Problem details
Images excluded, repeat each entry below exactly.

----

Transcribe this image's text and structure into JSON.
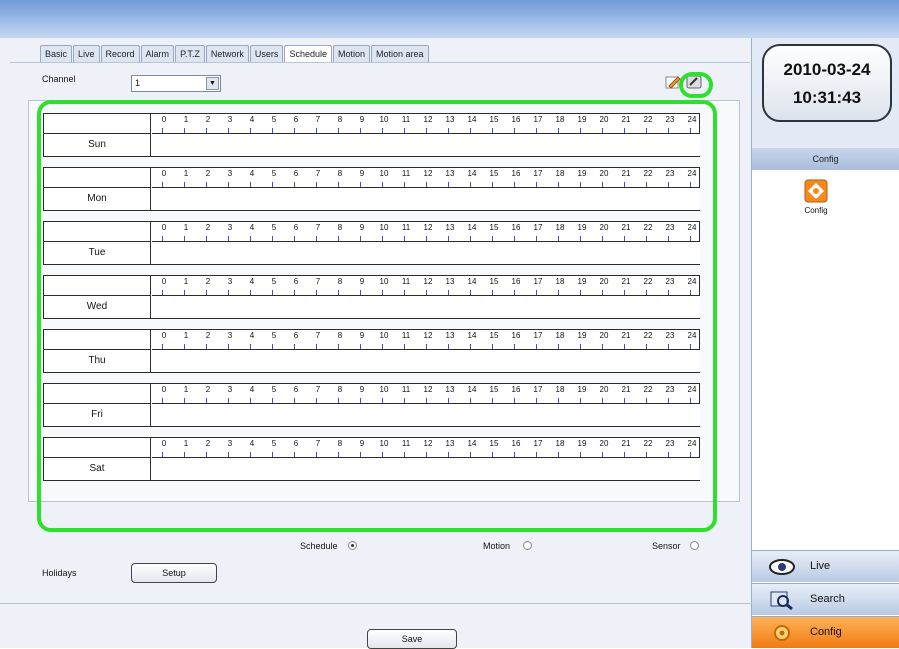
{
  "tabs": [
    "Basic",
    "Live",
    "Record",
    "Alarm",
    "P.T.Z",
    "Network",
    "Users",
    "Schedule",
    "Motion",
    "Motion area"
  ],
  "active_tab": "Schedule",
  "channel": {
    "label": "Channel",
    "value": "1"
  },
  "schedule": {
    "hours": [
      "0",
      "1",
      "2",
      "3",
      "4",
      "5",
      "6",
      "7",
      "8",
      "9",
      "10",
      "11",
      "12",
      "13",
      "14",
      "15",
      "16",
      "17",
      "18",
      "19",
      "20",
      "21",
      "22",
      "23",
      "24"
    ],
    "days": [
      "Sun",
      "Mon",
      "Tue",
      "Wed",
      "Thu",
      "Fri",
      "Sat"
    ]
  },
  "modes": {
    "schedule": "Schedule",
    "motion": "Motion",
    "sensor": "Sensor",
    "selected": "Schedule"
  },
  "holidays": {
    "label": "Holidays",
    "button": "Setup"
  },
  "save_label": "Save",
  "clock": {
    "date": "2010-03-24",
    "time": "10:31:43"
  },
  "side": {
    "header": "Config",
    "icon_label": "Config"
  },
  "nav": [
    {
      "label": "Live",
      "icon": "eye-icon"
    },
    {
      "label": "Search",
      "icon": "search-icon"
    },
    {
      "label": "Config",
      "icon": "config-icon"
    }
  ],
  "colors": {
    "highlight": "#2ee02e",
    "active_nav": "#f07b10",
    "tick": "#3a4fc8"
  }
}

----

Exercise output
Transcribe this image's text and structure into JSON.
{
  "tabs": [
    "Basic",
    "Live",
    "Record",
    "Alarm",
    "P.T.Z",
    "Network",
    "Users",
    "Schedule",
    "Motion",
    "Motion area"
  ],
  "active_tab": "Schedule",
  "channel": {
    "label": "Channel",
    "value": "1"
  },
  "schedule": {
    "hours": [
      "0",
      "1",
      "2",
      "3",
      "4",
      "5",
      "6",
      "7",
      "8",
      "9",
      "10",
      "11",
      "12",
      "13",
      "14",
      "15",
      "16",
      "17",
      "18",
      "19",
      "20",
      "21",
      "22",
      "23",
      "24"
    ],
    "days": [
      "Sun",
      "Mon",
      "Tue",
      "Wed",
      "Thu",
      "Fri",
      "Sat"
    ]
  },
  "modes": {
    "schedule": "Schedule",
    "motion": "Motion",
    "sensor": "Sensor",
    "selected": "Schedule"
  },
  "holidays": {
    "label": "Holidays",
    "button": "Setup"
  },
  "save_label": "Save",
  "clock": {
    "date": "2010-03-24",
    "time": "10:31:43"
  },
  "side": {
    "header": "Config",
    "icon_label": "Config"
  },
  "nav": [
    {
      "label": "Live",
      "icon": "eye-icon"
    },
    {
      "label": "Search",
      "icon": "search-icon"
    },
    {
      "label": "Config",
      "icon": "config-icon"
    }
  ],
  "colors": {
    "highlight": "#2ee02e",
    "active_nav": "#f07b10",
    "tick": "#3a4fc8"
  }
}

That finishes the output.